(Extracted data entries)
>>>
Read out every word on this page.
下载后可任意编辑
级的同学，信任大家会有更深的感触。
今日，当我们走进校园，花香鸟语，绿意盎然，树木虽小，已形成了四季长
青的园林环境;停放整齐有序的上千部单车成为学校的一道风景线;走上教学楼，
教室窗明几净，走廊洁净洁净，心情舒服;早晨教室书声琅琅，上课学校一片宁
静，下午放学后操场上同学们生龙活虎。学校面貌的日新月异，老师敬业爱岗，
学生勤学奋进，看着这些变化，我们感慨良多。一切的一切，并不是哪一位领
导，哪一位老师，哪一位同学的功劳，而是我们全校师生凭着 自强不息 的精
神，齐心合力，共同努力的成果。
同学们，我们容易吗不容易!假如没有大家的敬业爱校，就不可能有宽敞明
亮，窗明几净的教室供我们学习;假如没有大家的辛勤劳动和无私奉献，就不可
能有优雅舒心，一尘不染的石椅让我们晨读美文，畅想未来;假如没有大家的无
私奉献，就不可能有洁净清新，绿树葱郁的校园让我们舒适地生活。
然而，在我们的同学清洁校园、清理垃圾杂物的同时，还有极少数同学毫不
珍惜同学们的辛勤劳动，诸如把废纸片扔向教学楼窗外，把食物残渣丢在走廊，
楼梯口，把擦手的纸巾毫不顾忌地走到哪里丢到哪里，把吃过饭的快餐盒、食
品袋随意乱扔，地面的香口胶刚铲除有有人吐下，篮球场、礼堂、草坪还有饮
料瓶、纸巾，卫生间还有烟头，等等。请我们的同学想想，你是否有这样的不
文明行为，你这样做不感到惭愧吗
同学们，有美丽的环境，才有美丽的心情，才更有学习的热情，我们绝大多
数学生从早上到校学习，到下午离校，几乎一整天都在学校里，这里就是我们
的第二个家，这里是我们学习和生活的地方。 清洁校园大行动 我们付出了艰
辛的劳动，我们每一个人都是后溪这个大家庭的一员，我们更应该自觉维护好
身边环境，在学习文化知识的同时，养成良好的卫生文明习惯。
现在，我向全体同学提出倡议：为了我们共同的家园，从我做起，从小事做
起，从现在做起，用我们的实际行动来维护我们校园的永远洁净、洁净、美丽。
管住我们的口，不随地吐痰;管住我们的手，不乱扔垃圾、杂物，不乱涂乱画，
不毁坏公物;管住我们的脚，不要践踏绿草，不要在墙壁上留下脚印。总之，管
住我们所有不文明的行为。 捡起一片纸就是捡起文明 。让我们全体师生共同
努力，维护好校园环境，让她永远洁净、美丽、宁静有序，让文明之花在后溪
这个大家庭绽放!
<<<
### Objective
Reproduce the material verbatim, line by line.

### Exercise answer
Read out every word on this page.
下载后可任意编辑
级的同学，信任大家会有更深的感触。
今日，当我们走进校园，花香鸟语，绿意盎然，树木虽小，已形成了四季长
青的园林环境;停放整齐有序的上千部单车成为学校的一道风景线;走上教学楼，
教室窗明几净，走廊洁净洁净，心情舒服;早晨教室书声琅琅，上课学校一片宁
静，下午放学后操场上同学们生龙活虎。学校面貌的日新月异，老师敬业爱岗，
学生勤学奋进，看着这些变化，我们感慨良多。一切的一切，并不是哪一位领
导，哪一位老师，哪一位同学的功劳，而是我们全校师生凭着 自强不息 的精
神，齐心合力，共同努力的成果。
同学们，我们容易吗不容易!假如没有大家的敬业爱校，就不可能有宽敞明
亮，窗明几净的教室供我们学习;假如没有大家的辛勤劳动和无私奉献，就不可
能有优雅舒心，一尘不染的石椅让我们晨读美文，畅想未来;假如没有大家的无
私奉献，就不可能有洁净清新，绿树葱郁的校园让我们舒适地生活。
然而，在我们的同学清洁校园、清理垃圾杂物的同时，还有极少数同学毫不
珍惜同学们的辛勤劳动，诸如把废纸片扔向教学楼窗外，把食物残渣丢在走廊，
楼梯口，把擦手的纸巾毫不顾忌地走到哪里丢到哪里，把吃过饭的快餐盒、食
品袋随意乱扔，地面的香口胶刚铲除有有人吐下，篮球场、礼堂、草坪还有饮
料瓶、纸巾，卫生间还有烟头，等等。请我们的同学想想，你是否有这样的不
文明行为，你这样做不感到惭愧吗
同学们，有美丽的环境，才有美丽的心情，才更有学习的热情，我们绝大多
数学生从早上到校学习，到下午离校，几乎一整天都在学校里，这里就是我们
的第二个家，这里是我们学习和生活的地方。 清洁校园大行动 我们付出了艰
辛的劳动，我们每一个人都是后溪这个大家庭的一员，我们更应该自觉维护好
身边环境，在学习文化知识的同时，养成良好的卫生文明习惯。
现在，我向全体同学提出倡议：为了我们共同的家园，从我做起，从小事做
起，从现在做起，用我们的实际行动来维护我们校园的永远洁净、洁净、美丽。
管住我们的口，不随地吐痰;管住我们的手，不乱扔垃圾、杂物，不乱涂乱画，
不毁坏公物;管住我们的脚，不要践踏绿草，不要在墙壁上留下脚印。总之，管
住我们所有不文明的行为。 捡起一片纸就是捡起文明 。让我们全体师生共同
努力，维护好校园环境，让她永远洁净、美丽、宁静有序，让文明之花在后溪
这个大家庭绽放!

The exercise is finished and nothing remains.